**DIRECTIONS**
Can you print every record below exactly as written?

**Data entries**
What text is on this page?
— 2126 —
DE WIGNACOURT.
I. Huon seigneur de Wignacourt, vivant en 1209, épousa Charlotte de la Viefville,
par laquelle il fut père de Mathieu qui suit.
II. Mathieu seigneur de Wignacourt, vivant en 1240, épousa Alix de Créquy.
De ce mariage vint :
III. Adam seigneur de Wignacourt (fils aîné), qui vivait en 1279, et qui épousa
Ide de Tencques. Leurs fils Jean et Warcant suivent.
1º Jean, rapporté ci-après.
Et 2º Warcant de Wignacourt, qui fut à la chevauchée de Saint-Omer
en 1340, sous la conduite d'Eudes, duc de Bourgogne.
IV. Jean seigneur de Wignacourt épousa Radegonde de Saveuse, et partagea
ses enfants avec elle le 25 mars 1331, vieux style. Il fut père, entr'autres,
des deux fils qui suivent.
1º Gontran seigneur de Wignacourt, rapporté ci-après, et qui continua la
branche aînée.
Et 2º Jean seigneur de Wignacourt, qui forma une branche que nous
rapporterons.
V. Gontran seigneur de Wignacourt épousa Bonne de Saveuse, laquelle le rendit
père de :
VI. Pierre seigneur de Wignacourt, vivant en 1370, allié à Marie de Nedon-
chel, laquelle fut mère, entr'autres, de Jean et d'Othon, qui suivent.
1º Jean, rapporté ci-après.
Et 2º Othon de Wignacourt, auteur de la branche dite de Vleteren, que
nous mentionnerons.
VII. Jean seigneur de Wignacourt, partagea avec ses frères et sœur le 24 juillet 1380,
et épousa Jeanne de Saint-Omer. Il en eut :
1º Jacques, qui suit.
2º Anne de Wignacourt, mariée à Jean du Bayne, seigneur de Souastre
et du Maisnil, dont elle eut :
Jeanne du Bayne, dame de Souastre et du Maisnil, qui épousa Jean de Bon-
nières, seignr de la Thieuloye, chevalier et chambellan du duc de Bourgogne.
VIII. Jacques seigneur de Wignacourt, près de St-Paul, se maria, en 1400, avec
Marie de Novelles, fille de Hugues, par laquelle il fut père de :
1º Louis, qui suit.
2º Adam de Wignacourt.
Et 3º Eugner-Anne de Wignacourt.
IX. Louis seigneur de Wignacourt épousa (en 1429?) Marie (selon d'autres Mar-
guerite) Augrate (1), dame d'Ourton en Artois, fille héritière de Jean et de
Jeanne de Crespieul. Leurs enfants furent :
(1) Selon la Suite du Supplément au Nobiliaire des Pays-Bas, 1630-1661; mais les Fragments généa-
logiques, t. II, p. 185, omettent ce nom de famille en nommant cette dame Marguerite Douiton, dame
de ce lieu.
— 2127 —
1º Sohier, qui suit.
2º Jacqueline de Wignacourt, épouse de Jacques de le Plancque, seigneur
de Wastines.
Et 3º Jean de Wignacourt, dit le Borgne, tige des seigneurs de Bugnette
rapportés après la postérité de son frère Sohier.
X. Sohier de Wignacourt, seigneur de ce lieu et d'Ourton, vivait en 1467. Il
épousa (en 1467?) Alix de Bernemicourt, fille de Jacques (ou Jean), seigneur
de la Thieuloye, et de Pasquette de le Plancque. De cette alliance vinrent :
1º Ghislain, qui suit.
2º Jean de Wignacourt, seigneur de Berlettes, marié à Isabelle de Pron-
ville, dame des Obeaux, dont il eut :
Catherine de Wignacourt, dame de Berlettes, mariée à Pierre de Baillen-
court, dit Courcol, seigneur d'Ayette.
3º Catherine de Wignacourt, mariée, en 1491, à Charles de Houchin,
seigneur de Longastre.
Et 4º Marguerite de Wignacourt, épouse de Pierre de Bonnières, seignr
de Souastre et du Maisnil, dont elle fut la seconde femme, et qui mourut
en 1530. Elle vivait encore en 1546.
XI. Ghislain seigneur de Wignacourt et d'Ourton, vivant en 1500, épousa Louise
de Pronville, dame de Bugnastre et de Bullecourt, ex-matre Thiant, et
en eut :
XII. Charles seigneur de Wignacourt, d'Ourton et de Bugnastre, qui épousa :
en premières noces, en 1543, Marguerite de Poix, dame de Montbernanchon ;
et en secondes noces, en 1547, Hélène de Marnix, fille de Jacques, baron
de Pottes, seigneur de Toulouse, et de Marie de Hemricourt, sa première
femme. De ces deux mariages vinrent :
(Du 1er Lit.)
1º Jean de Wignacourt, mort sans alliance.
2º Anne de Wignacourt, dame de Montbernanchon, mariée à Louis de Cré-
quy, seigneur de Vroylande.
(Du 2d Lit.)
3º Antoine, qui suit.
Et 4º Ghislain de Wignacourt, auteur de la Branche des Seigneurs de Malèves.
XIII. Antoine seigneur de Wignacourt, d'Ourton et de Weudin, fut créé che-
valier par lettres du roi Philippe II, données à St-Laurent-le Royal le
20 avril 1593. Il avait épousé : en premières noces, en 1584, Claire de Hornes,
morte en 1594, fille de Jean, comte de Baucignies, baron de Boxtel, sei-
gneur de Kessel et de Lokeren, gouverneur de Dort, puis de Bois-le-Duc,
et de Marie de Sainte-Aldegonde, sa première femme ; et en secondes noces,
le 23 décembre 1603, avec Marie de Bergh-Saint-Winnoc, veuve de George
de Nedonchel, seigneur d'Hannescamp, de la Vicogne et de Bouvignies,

**SOLUTION**
What text is on this page?
— 2126 —
DE WIGNACOURT.
I. Huon seigneur de Wignacourt, vivant en 1209, épousa Charlotte de la Viefville,
par laquelle il fut père de Mathieu qui suit.
II. Mathieu seigneur de Wignacourt, vivant en 1240, épousa Alix de Créquy.
De ce mariage vint :
III. Adam seigneur de Wignacourt (fils aîné), qui vivait en 1279, et qui épousa
Ide de Tencques. Leurs fils Jean et Warcant suivent.
1º Jean, rapporté ci-après.
Et 2º Warcant de Wignacourt, qui fut à la chevauchée de Saint-Omer
en 1340, sous la conduite d'Eudes, duc de Bourgogne.
IV. Jean seigneur de Wignacourt épousa Radegonde de Saveuse, et partagea
ses enfants avec elle le 25 mars 1331, vieux style. Il fut père, entr'autres,
des deux fils qui suivent.
1º Gontran seigneur de Wignacourt, rapporté ci-après, et qui continua la
branche aînée.
Et 2º Jean seigneur de Wignacourt, qui forma une branche que nous
rapporterons.
V. Gontran seigneur de Wignacourt épousa Bonne de Saveuse, laquelle le rendit
père de :
VI. Pierre seigneur de Wignacourt, vivant en 1370, allié à Marie de Nedon-
chel, laquelle fut mère, entr'autres, de Jean et d'Othon, qui suivent.
1º Jean, rapporté ci-après.
Et 2º Othon de Wignacourt, auteur de la branche dite de Vleteren, que
nous mentionnerons.
VII. Jean seigneur de Wignacourt, partagea avec ses frères et sœur le 24 juillet 1380,
et épousa Jeanne de Saint-Omer. Il en eut :
1º Jacques, qui suit.
2º Anne de Wignacourt, mariée à Jean du Bayne, seigneur de Souastre
et du Maisnil, dont elle eut :
Jeanne du Bayne, dame de Souastre et du Maisnil, qui épousa Jean de Bon-
nières, seignr de la Thieuloye, chevalier et chambellan du duc de Bourgogne.
VIII. Jacques seigneur de Wignacourt, près de St-Paul, se maria, en 1400, avec
Marie de Novelles, fille de Hugues, par laquelle il fut père de :
1º Louis, qui suit.
2º Adam de Wignacourt.
Et 3º Eugner-Anne de Wignacourt.
IX. Louis seigneur de Wignacourt épousa (en 1429?) Marie (selon d'autres Mar-
guerite) Augrate (1), dame d'Ourton en Artois, fille héritière de Jean et de
Jeanne de Crespieul. Leurs enfants furent :
(1) Selon la Suite du Supplément au Nobiliaire des Pays-Bas, 1630-1661; mais les Fragments généa-
logiques, t. II, p. 185, omettent ce nom de famille en nommant cette dame Marguerite Douiton, dame
de ce lieu.
— 2127 —
1º Sohier, qui suit.
2º Jacqueline de Wignacourt, épouse de Jacques de le Plancque, seigneur
de Wastines.
Et 3º Jean de Wignacourt, dit le Borgne, tige des seigneurs de Bugnette
rapportés après la postérité de son frère Sohier.
X. Sohier de Wignacourt, seigneur de ce lieu et d'Ourton, vivait en 1467. Il
épousa (en 1467?) Alix de Bernemicourt, fille de Jacques (ou Jean), seigneur
de la Thieuloye, et de Pasquette de le Plancque. De cette alliance vinrent :
1º Ghislain, qui suit.
2º Jean de Wignacourt, seigneur de Berlettes, marié à Isabelle de Pron-
ville, dame des Obeaux, dont il eut :
Catherine de Wignacourt, dame de Berlettes, mariée à Pierre de Baillen-
court, dit Courcol, seigneur d'Ayette.
3º Catherine de Wignacourt, mariée, en 1491, à Charles de Houchin,
seigneur de Longastre.
Et 4º Marguerite de Wignacourt, épouse de Pierre de Bonnières, seignr
de Souastre et du Maisnil, dont elle fut la seconde femme, et qui mourut
en 1530. Elle vivait encore en 1546.
XI. Ghislain seigneur de Wignacourt et d'Ourton, vivant en 1500, épousa Louise
de Pronville, dame de Bugnastre et de Bullecourt, ex-matre Thiant, et
en eut :
XII. Charles seigneur de Wignacourt, d'Ourton et de Bugnastre, qui épousa :
en premières noces, en 1543, Marguerite de Poix, dame de Montbernanchon ;
et en secondes noces, en 1547, Hélène de Marnix, fille de Jacques, baron
de Pottes, seigneur de Toulouse, et de Marie de Hemricourt, sa première
femme. De ces deux mariages vinrent :
(Du 1er Lit.)
1º Jean de Wignacourt, mort sans alliance.
2º Anne de Wignacourt, dame de Montbernanchon, mariée à Louis de Cré-
quy, seigneur de Vroylande.
(Du 2d Lit.)
3º Antoine, qui suit.
Et 4º Ghislain de Wignacourt, auteur de la Branche des Seigneurs de Malèves.
XIII. Antoine seigneur de Wignacourt, d'Ourton et de Weudin, fut créé che-
valier par lettres du roi Philippe II, données à St-Laurent-le Royal le
20 avril 1593. Il avait épousé : en premières noces, en 1584, Claire de Hornes,
morte en 1594, fille de Jean, comte de Baucignies, baron de Boxtel, sei-
gneur de Kessel et de Lokeren, gouverneur de Dort, puis de Bois-le-Duc,
et de Marie de Sainte-Aldegonde, sa première femme ; et en secondes noces,
le 23 décembre 1603, avec Marie de Bergh-Saint-Winnoc, veuve de George
de Nedonchel, seigneur d'Hannescamp, de la Vicogne et de Bouvignies,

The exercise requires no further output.